*TASK*. From the line containing "Convert this document image to plain text." down to the last line of the listing, quote everything word for word, and nothing else, keeping pictures out.

*Saved entries*.
----------------------------------------
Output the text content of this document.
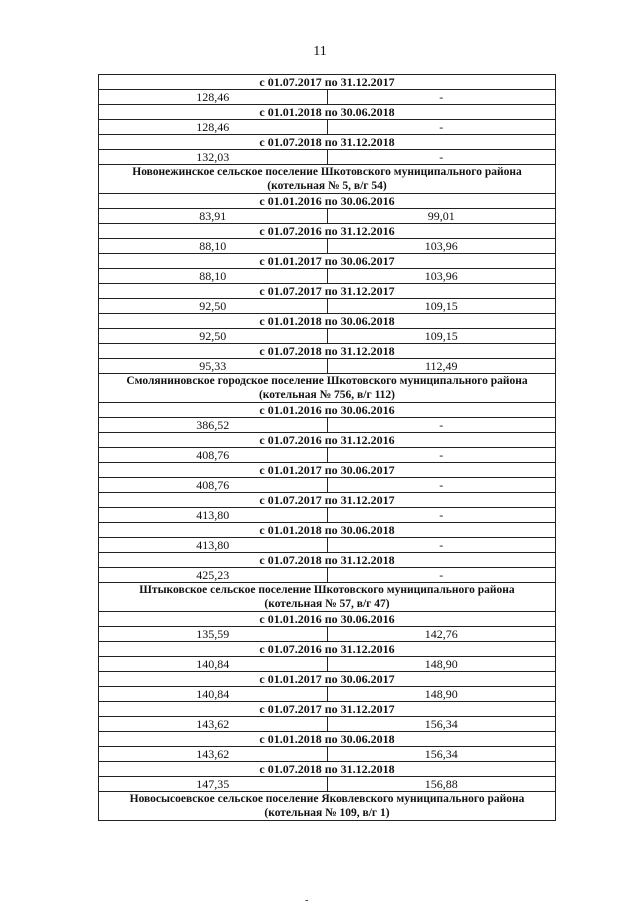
11
с 01.07.2017 по 31.12.2017	
128,46	-
с 01.01.2018 по 30.06.2018	
128,46	-
с 01.07.2018 по 31.12.2018	
132,03	-
Новонежинское сельское поселение Шкотовского муниципального района	
(котельная № 5, в/г 54)	
с 01.01.2016 по 30.06.2016	
83,91	99,01
с 01.07.2016 по 31.12.2016	
88,10	103,96
с 01.01.2017 по 30.06.2017	
88,10	103,96
с 01.07.2017 по 31.12.2017	
92,50	109,15
с 01.01.2018 по 30.06.2018	
92,50	109,15
с 01.07.2018 по 31.12.2018	
95,33	112,49
Смоляниновское городское поселение Шкотовского муниципального района	
(котельная № 756, в/г 112)	
с 01.01.2016 по 30.06.2016	
386,52	-
с 01.07.2016 по 31.12.2016	
408,76	-
с 01.01.2017 по 30.06.2017	
408,76	-
с 01.07.2017 по 31.12.2017	
413,80	-
с 01.01.2018 по 30.06.2018	
413,80	-
с 01.07.2018 по 31.12.2018	
425,23	-
Штыковское сельское поселение Шкотовского муниципального района	
(котельная № 57, в/г 47)	
с 01.01.2016 по 30.06.2016	
135,59	142,76
с 01.07.2016 по 31.12.2016	
140,84	148,90
с 01.01.2017 по 30.06.2017	
140,84	148,90
с 01.07.2017 по 31.12.2017	
143,62	156,34
с 01.01.2018 по 30.06.2018	
143,62	156,34
с 01.07.2018 по 31.12.2018	
147,35	156,88
Новосысоевское сельское поселение Яковлевского муниципального района	
(котельная № 109, в/г 1)	
-
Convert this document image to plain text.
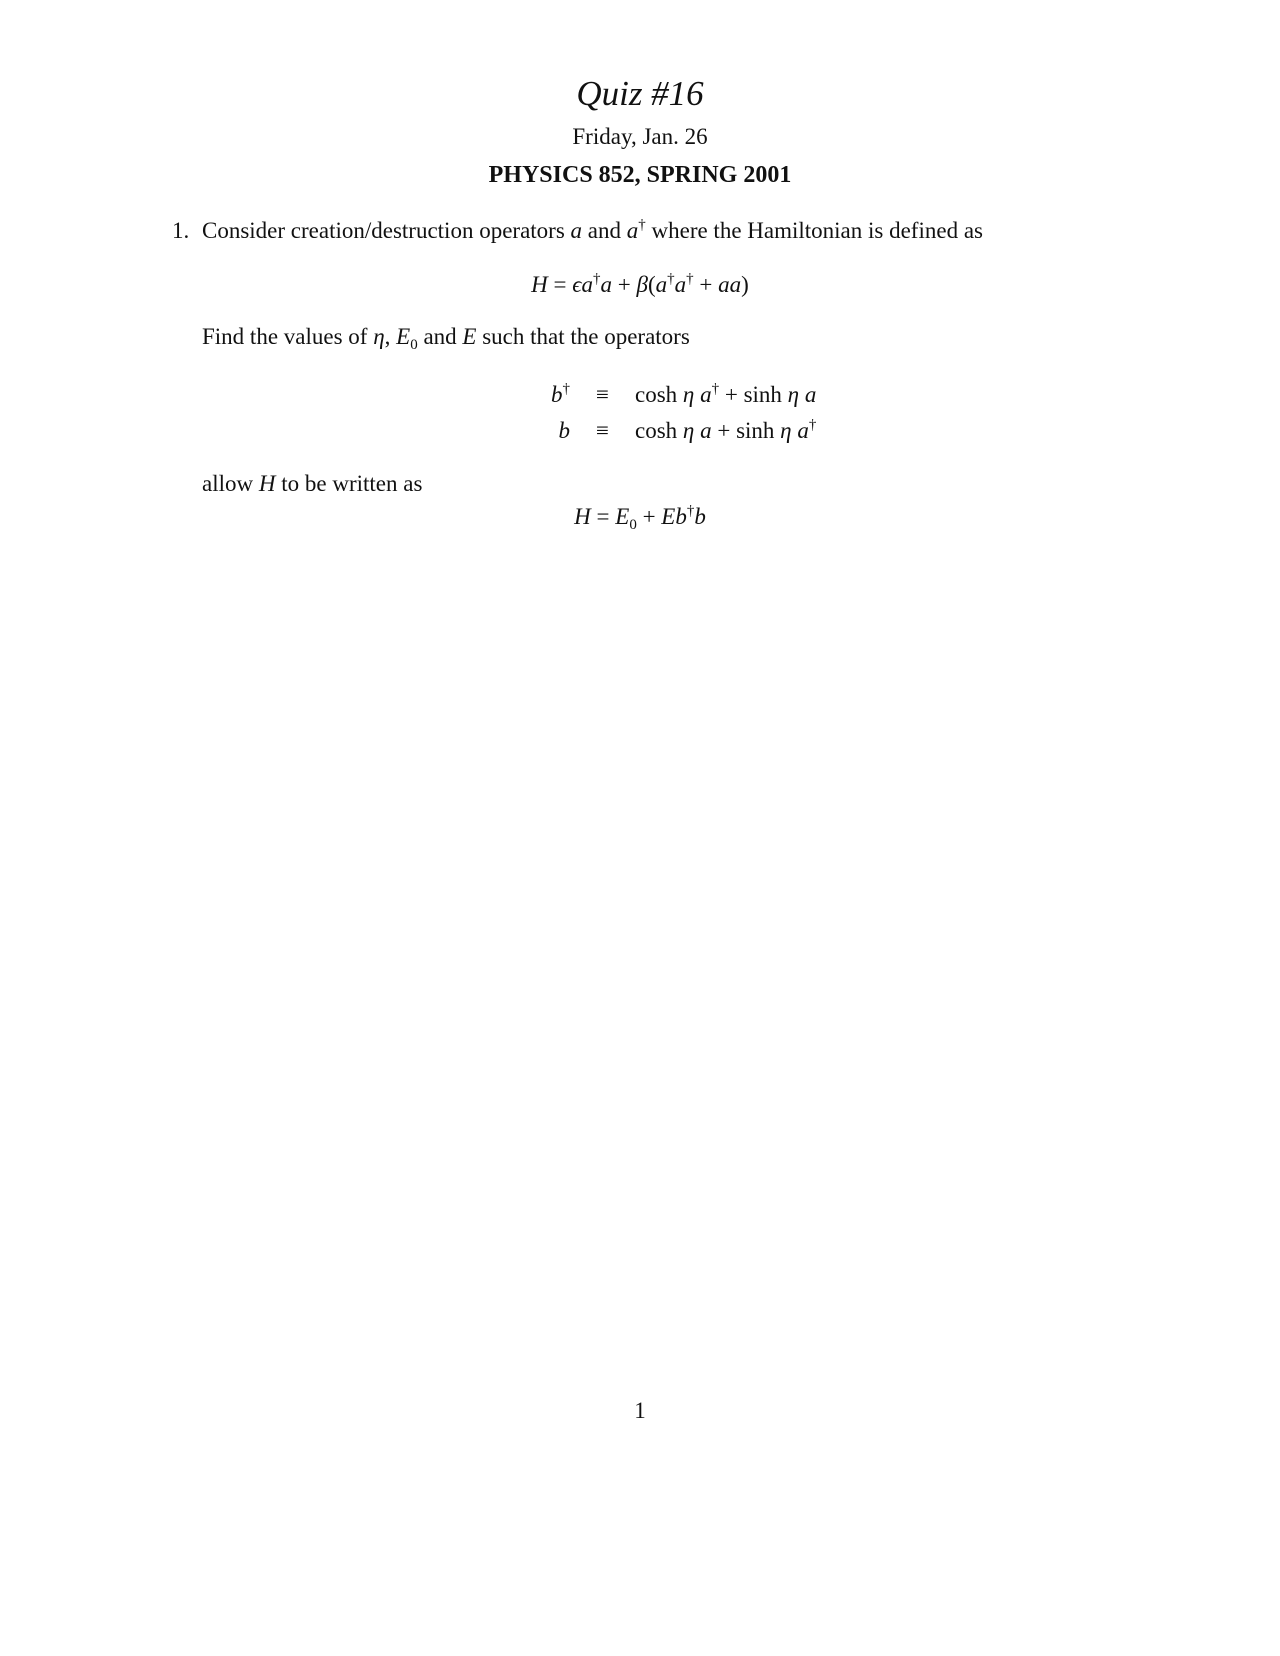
Quiz #16
Friday, Jan. 26
PHYSICS 852, SPRING 2001
1. Consider creation/destruction operators a and a† where the Hamiltonian is defined as
H = ϵa†a + β(a†a† + aa)
Find the values of η, $E_0$ and E such that the operators
b† ≡ cosh η a† + sinh η a
b ≡ cosh η a + sinh η a†
allow H to be written as
$H = E_0 + Eb^\dagger b$
1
----------------------------------------
*RESPONSE*.
Convert this document image to plain text.
Quiz #16
Friday, Jan. 26
PHYSICS 852, SPRING 2001
1. Consider creation/destruction operators a and a† where the Hamiltonian is defined as
H = ϵa†a + β(a†a† + aa)
Find the values of η, $E_0$ and E such that the operators
b† ≡ cosh η a† + sinh η a
b ≡ cosh η a + sinh η a†
allow H to be written as
$H = E_0 + Eb^\dagger b$
1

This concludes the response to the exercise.